● Task objective
Reproduce the listing below verbatim, line by line, omitting the pictures.

--- BEGIN Provided entries ---

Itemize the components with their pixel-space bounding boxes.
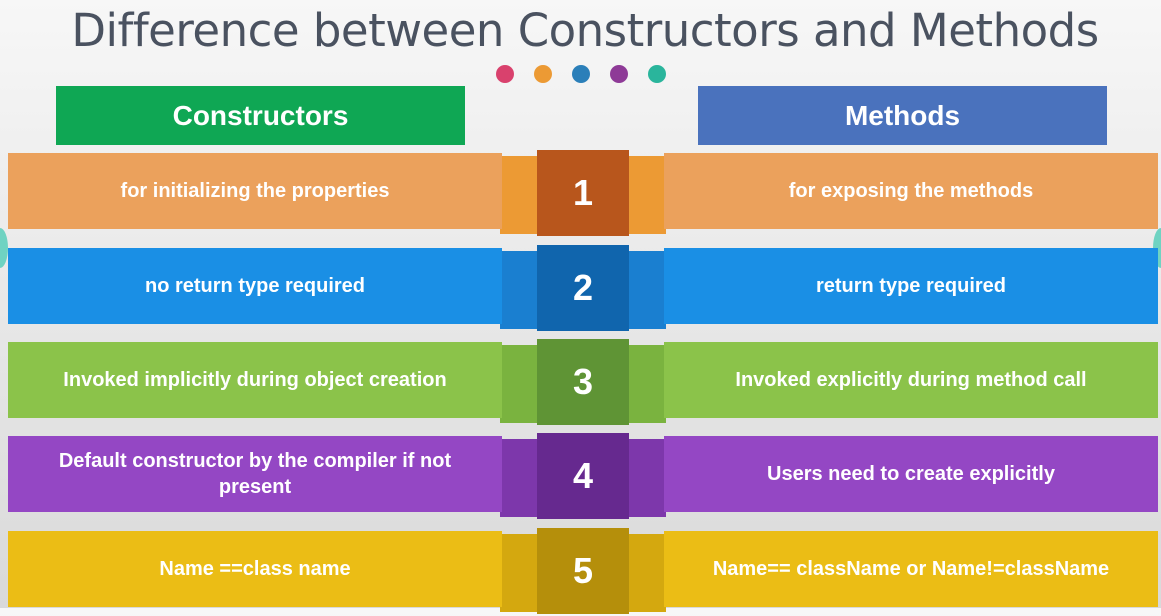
row-number: 2 (537, 245, 629, 331)
constructor-cell: no return type required (8, 248, 502, 324)
method-cell: Invoked explicitly during method call (664, 342, 1158, 418)
comparison-row: Default constructor by the compiler if n… (0, 433, 1161, 521)
comparison-row: Invoked implicitly during object creatio… (0, 339, 1161, 427)
comparison-row: Name ==class name Name== className or Nam… (0, 528, 1161, 616)
header-constructors: Constructors (56, 86, 465, 145)
dot-3 (572, 65, 590, 83)
comparison-row: no return type required return type requi… (0, 245, 1161, 333)
row-number: 4 (537, 433, 629, 519)
dot-1 (496, 65, 514, 83)
method-cell: for exposing the methods (664, 153, 1158, 229)
comparison-row: for initializing the properties for expos… (0, 150, 1161, 238)
constructor-cell: Name ==class name (8, 531, 502, 607)
method-cell: Name== className or Name!=className (664, 531, 1158, 607)
constructor-cell: Default constructor by the compiler if n… (8, 436, 502, 512)
row-number: 1 (537, 150, 629, 236)
constructor-cell: Invoked implicitly during object creatio… (8, 342, 502, 418)
method-cell: return type required (664, 248, 1158, 324)
row-number: 5 (537, 528, 629, 614)
decorative-dots (496, 65, 666, 83)
row-number: 3 (537, 339, 629, 425)
dot-2 (534, 65, 552, 83)
constructor-cell: for initializing the properties (8, 153, 502, 229)
method-cell: Users need to create explicitly (664, 436, 1158, 512)
dot-4 (610, 65, 628, 83)
dot-5 (648, 65, 666, 83)
header-methods: Methods (698, 86, 1107, 145)
page-title: Difference between Constructors and Meth… (71, 4, 1099, 57)
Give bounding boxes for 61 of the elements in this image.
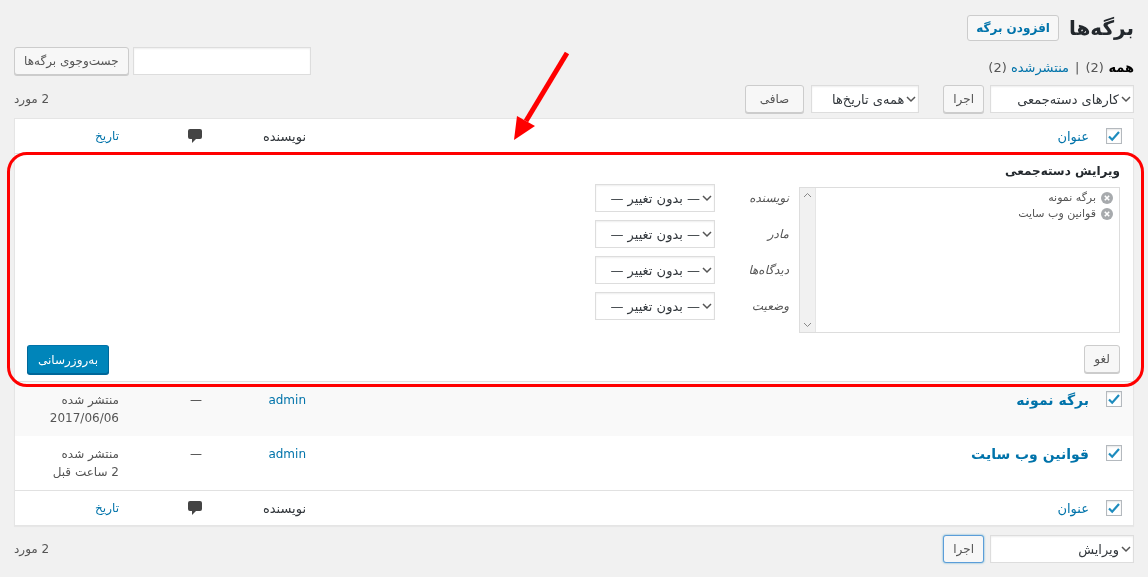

--- END Provided entries ---

● Output
Itemize the components with their pixel-space bounding boxes.
row-number: 2 (537, 245, 629, 331)
constructor-cell: no return type required (8, 248, 502, 324)
method-cell: Invoked explicitly during method call (664, 342, 1158, 418)
comparison-row: Default constructor by the compiler if n… (0, 433, 1161, 521)
comparison-row: Invoked implicitly during object creatio… (0, 339, 1161, 427)
comparison-row: Name ==class name Name== className or Nam… (0, 528, 1161, 616)
header-constructors: Constructors (56, 86, 465, 145)
dot-3 (572, 65, 590, 83)
comparison-row: no return type required return type requi… (0, 245, 1161, 333)
row-number: 4 (537, 433, 629, 519)
dot-1 (496, 65, 514, 83)
method-cell: for exposing the methods (664, 153, 1158, 229)
comparison-row: for initializing the properties for expos… (0, 150, 1161, 238)
constructor-cell: Name ==class name (8, 531, 502, 607)
method-cell: Name== className or Name!=className (664, 531, 1158, 607)
constructor-cell: Default constructor by the compiler if n… (8, 436, 502, 512)
row-number: 1 (537, 150, 629, 236)
constructor-cell: Invoked implicitly during object creatio… (8, 342, 502, 418)
method-cell: return type required (664, 248, 1158, 324)
row-number: 5 (537, 528, 629, 614)
decorative-dots (496, 65, 666, 83)
row-number: 3 (537, 339, 629, 425)
dot-2 (534, 65, 552, 83)
constructor-cell: for initializing the properties (8, 153, 502, 229)
method-cell: Users need to create explicitly (664, 436, 1158, 512)
dot-4 (610, 65, 628, 83)
dot-5 (648, 65, 666, 83)
header-methods: Methods (698, 86, 1107, 145)
page-title: Difference between Constructors and Meth… (71, 4, 1099, 57)
Give bounding boxes for 61 of the elements in this image.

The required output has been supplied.